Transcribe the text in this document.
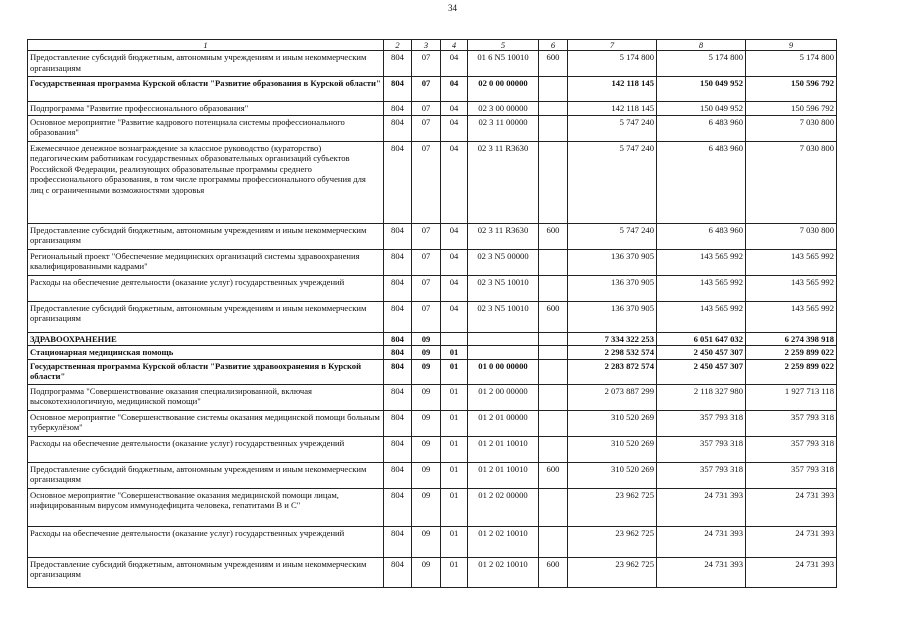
34
1	2	3	4	5	6	7	8	9
Предоставление субсидий бюджетным, автономным учреждениям и иным некоммерческим организациям	804	07	04	01 6 N5 10010	600	5 174 800	5 174 800	5 174 800
Государственная программа Курской области "Развитие образования в Курской области"	804	07	04	02 0 00 00000		142 118 145	150 049 952	150 596 792
Подпрограмма "Развитие профессионального образования"	804	07	04	02 3 00 00000		142 118 145	150 049 952	150 596 792
Основное мероприятие "Развитие кадрового потенциала системы профессионального образования"	804	07	04	02 3 11 00000		5 747 240	6 483 960	7 030 800
Ежемесячное денежное вознаграждение за классное руководство (кураторство) педагогическим работникам государственных образовательных организаций субъектов Российской Федерации, реализующих образовательные программы среднего профессионального образования, в том числе программы профессионального обучения для лиц с ограниченными возможностями здоровья	804	07	04	02 3 11 R3630		5 747 240	6 483 960	7 030 800
Предоставление субсидий бюджетным, автономным учреждениям и иным некоммерческим организациям	804	07	04	02 3 11 R3630	600	5 747 240	6 483 960	7 030 800
Региональный проект "Обеспечение медицинских организаций системы здравоохранения квалифицированными кадрами"	804	07	04	02 3 N5 00000		136 370 905	143 565 992	143 565 992
Расходы на обеспечение деятельности (оказание услуг) государственных учреждений	804	07	04	02 3 N5 10010		136 370 905	143 565 992	143 565 992
Предоставление субсидий бюджетным, автономным учреждениям и иным некоммерческим организациям	804	07	04	02 3 N5 10010	600	136 370 905	143 565 992	143 565 992
ЗДРАВООХРАНЕНИЕ	804	09				7 334 322 253	6 051 647 032	6 274 398 918
Стационарная медицинская помощь	804	09	01			2 298 532 574	2 450 457 307	2 259 899 022
Государственная программа Курской области "Развитие здравоохранения в Курской области"	804	09	01	01 0 00 00000		2 283 872 574	2 450 457 307	2 259 899 022
Подпрограмма "Совершенствование оказания специализированной, включая высокотехнологичную, медицинской помощи"	804	09	01	01 2 00 00000		2 073 887 299	2 118 327 980	1 927 713 118
Основное мероприятие "Совершенствование системы оказания медицинской помощи больным туберкулёзом"	804	09	01	01 2 01 00000		310 520 269	357 793 318	357 793 318
Расходы на обеспечение деятельности (оказание услуг) государственных учреждений	804	09	01	01 2 01 10010		310 520 269	357 793 318	357 793 318
Предоставление субсидий бюджетным, автономным учреждениям и иным некоммерческим организациям	804	09	01	01 2 01 10010	600	310 520 269	357 793 318	357 793 318
Основное мероприятие "Совершенствование оказания медицинской помощи лицам, инфицированным вирусом иммунодефицита человека, гепатитами В и С"	804	09	01	01 2 02 00000		23 962 725	24 731 393	24 731 393
Расходы на обеспечение деятельности (оказание услуг) государственных учреждений	804	09	01	01 2 02 10010		23 962 725	24 731 393	24 731 393
Предоставление субсидий бюджетным, автономным учреждениям и иным некоммерческим организациям	804	09	01	01 2 02 10010	600	23 962 725	24 731 393	24 731 393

# Requirements
Print each record exactly as it stands, leaving the images out.

# Expected answer
Transcribe the text in this document.
34
1	2	3	4	5	6	7	8	9
Предоставление субсидий бюджетным, автономным учреждениям и иным некоммерческим организациям	804	07	04	01 6 N5 10010	600	5 174 800	5 174 800	5 174 800
Государственная программа Курской области "Развитие образования в Курской области"	804	07	04	02 0 00 00000		142 118 145	150 049 952	150 596 792
Подпрограмма "Развитие профессионального образования"	804	07	04	02 3 00 00000		142 118 145	150 049 952	150 596 792
Основное мероприятие "Развитие кадрового потенциала системы профессионального образования"	804	07	04	02 3 11 00000		5 747 240	6 483 960	7 030 800
Ежемесячное денежное вознаграждение за классное руководство (кураторство) педагогическим работникам государственных образовательных организаций субъектов Российской Федерации, реализующих образовательные программы среднего профессионального образования, в том числе программы профессионального обучения для лиц с ограниченными возможностями здоровья	804	07	04	02 3 11 R3630		5 747 240	6 483 960	7 030 800
Предоставление субсидий бюджетным, автономным учреждениям и иным некоммерческим организациям	804	07	04	02 3 11 R3630	600	5 747 240	6 483 960	7 030 800
Региональный проект "Обеспечение медицинских организаций системы здравоохранения квалифицированными кадрами"	804	07	04	02 3 N5 00000		136 370 905	143 565 992	143 565 992
Расходы на обеспечение деятельности (оказание услуг) государственных учреждений	804	07	04	02 3 N5 10010		136 370 905	143 565 992	143 565 992
Предоставление субсидий бюджетным, автономным учреждениям и иным некоммерческим организациям	804	07	04	02 3 N5 10010	600	136 370 905	143 565 992	143 565 992
ЗДРАВООХРАНЕНИЕ	804	09				7 334 322 253	6 051 647 032	6 274 398 918
Стационарная медицинская помощь	804	09	01			2 298 532 574	2 450 457 307	2 259 899 022
Государственная программа Курской области "Развитие здравоохранения в Курской области"	804	09	01	01 0 00 00000		2 283 872 574	2 450 457 307	2 259 899 022
Подпрограмма "Совершенствование оказания специализированной, включая высокотехнологичную, медицинской помощи"	804	09	01	01 2 00 00000		2 073 887 299	2 118 327 980	1 927 713 118
Основное мероприятие "Совершенствование системы оказания медицинской помощи больным туберкулёзом"	804	09	01	01 2 01 00000		310 520 269	357 793 318	357 793 318
Расходы на обеспечение деятельности (оказание услуг) государственных учреждений	804	09	01	01 2 01 10010		310 520 269	357 793 318	357 793 318
Предоставление субсидий бюджетным, автономным учреждениям и иным некоммерческим организациям	804	09	01	01 2 01 10010	600	310 520 269	357 793 318	357 793 318
Основное мероприятие "Совершенствование оказания медицинской помощи лицам, инфицированным вирусом иммунодефицита человека, гепатитами В и С"	804	09	01	01 2 02 00000		23 962 725	24 731 393	24 731 393
Расходы на обеспечение деятельности (оказание услуг) государственных учреждений	804	09	01	01 2 02 10010		23 962 725	24 731 393	24 731 393
Предоставление субсидий бюджетным, автономным учреждениям и иным некоммерческим организациям	804	09	01	01 2 02 10010	600	23 962 725	24 731 393	24 731 393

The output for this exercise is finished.